◆ **What is expected**
Count how many lines include "wall" and answer with that number only.

------------

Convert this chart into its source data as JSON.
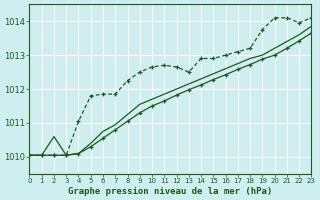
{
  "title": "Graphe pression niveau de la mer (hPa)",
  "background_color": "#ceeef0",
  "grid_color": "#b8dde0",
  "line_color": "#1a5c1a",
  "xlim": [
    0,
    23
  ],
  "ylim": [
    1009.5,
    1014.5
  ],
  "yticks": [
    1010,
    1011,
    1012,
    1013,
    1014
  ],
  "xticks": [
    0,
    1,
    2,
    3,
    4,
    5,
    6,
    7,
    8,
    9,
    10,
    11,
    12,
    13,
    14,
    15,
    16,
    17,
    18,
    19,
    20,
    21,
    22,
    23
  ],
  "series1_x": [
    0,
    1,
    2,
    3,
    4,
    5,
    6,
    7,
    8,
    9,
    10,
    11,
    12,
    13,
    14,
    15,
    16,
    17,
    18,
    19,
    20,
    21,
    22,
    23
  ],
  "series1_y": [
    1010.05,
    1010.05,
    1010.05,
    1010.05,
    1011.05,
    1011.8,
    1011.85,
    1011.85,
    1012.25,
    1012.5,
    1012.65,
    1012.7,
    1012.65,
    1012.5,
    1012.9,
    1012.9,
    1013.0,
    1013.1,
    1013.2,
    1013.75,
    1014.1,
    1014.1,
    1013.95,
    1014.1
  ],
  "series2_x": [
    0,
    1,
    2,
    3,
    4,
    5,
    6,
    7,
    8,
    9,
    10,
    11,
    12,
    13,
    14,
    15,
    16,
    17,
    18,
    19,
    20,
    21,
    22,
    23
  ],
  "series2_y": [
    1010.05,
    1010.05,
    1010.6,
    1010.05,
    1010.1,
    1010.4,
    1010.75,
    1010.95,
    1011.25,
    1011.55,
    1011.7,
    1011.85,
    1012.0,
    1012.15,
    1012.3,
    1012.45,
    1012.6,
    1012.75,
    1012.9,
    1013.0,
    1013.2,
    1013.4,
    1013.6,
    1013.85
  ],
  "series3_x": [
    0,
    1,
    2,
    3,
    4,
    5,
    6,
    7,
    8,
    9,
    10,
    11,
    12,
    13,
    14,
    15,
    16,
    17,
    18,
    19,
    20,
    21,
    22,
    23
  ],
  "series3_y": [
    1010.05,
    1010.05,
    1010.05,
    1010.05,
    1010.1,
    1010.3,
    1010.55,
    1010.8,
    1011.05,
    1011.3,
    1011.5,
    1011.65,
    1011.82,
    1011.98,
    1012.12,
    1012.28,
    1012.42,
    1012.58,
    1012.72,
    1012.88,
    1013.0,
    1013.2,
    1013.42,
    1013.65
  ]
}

------------

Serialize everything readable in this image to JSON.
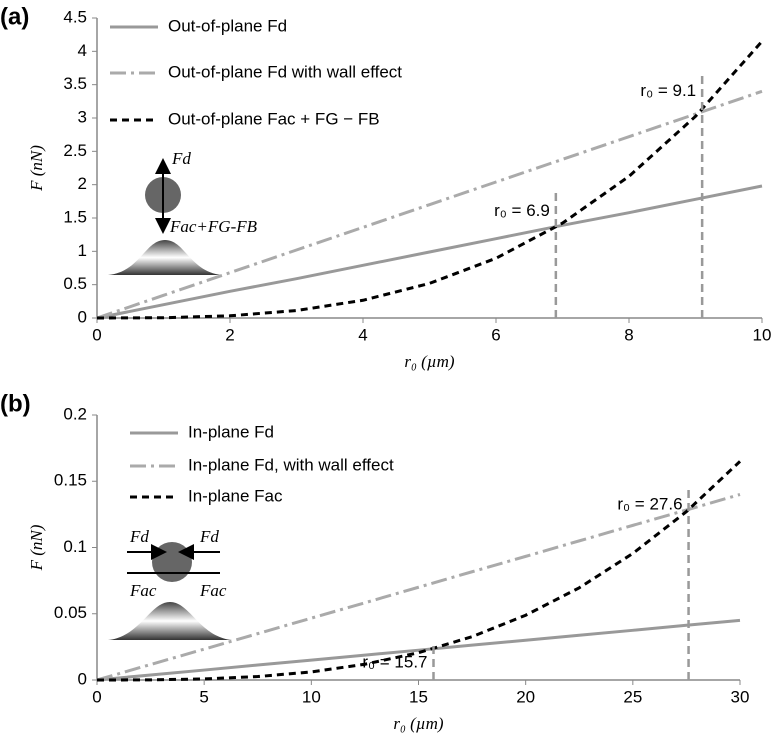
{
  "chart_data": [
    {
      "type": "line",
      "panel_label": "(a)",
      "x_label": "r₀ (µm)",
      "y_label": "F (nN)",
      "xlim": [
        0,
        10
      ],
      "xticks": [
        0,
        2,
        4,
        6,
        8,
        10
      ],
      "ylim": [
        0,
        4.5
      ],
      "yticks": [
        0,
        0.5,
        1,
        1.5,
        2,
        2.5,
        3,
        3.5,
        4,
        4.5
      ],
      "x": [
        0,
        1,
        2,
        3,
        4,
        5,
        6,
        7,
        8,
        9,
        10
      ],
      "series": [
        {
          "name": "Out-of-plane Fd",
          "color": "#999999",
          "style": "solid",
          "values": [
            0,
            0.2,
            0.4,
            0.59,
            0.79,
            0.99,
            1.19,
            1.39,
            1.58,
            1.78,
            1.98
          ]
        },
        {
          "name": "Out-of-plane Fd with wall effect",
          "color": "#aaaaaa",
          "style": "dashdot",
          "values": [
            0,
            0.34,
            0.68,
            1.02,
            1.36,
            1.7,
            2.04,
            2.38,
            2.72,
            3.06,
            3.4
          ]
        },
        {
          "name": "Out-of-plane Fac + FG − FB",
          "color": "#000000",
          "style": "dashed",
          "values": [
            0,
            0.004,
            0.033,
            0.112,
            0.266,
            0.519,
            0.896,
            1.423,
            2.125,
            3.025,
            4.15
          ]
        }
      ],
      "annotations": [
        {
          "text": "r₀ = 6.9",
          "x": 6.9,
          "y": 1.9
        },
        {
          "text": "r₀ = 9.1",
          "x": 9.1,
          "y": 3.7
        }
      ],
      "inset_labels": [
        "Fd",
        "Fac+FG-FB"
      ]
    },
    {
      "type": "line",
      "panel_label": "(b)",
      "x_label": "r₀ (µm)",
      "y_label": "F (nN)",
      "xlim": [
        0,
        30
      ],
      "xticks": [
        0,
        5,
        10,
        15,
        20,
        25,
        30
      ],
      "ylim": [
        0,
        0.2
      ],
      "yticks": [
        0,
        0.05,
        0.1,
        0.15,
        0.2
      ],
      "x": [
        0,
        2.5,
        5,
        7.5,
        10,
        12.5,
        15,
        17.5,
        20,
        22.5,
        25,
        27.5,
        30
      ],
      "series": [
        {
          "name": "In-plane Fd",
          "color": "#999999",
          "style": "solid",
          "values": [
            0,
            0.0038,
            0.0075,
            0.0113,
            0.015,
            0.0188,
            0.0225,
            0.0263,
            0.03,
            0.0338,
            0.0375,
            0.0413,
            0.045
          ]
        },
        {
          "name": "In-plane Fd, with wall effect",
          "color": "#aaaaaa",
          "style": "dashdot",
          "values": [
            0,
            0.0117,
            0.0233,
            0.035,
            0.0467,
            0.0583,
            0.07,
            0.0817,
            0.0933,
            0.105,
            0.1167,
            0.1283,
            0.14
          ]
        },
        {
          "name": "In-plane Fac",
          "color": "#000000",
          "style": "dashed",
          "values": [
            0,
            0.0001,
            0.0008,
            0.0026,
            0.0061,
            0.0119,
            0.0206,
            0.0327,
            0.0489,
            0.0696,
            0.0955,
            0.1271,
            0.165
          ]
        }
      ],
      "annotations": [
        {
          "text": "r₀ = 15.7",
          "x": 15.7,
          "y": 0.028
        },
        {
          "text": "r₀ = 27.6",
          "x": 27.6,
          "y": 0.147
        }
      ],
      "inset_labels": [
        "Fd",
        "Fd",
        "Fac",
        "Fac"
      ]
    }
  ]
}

------------

◆ **Result for this task**
2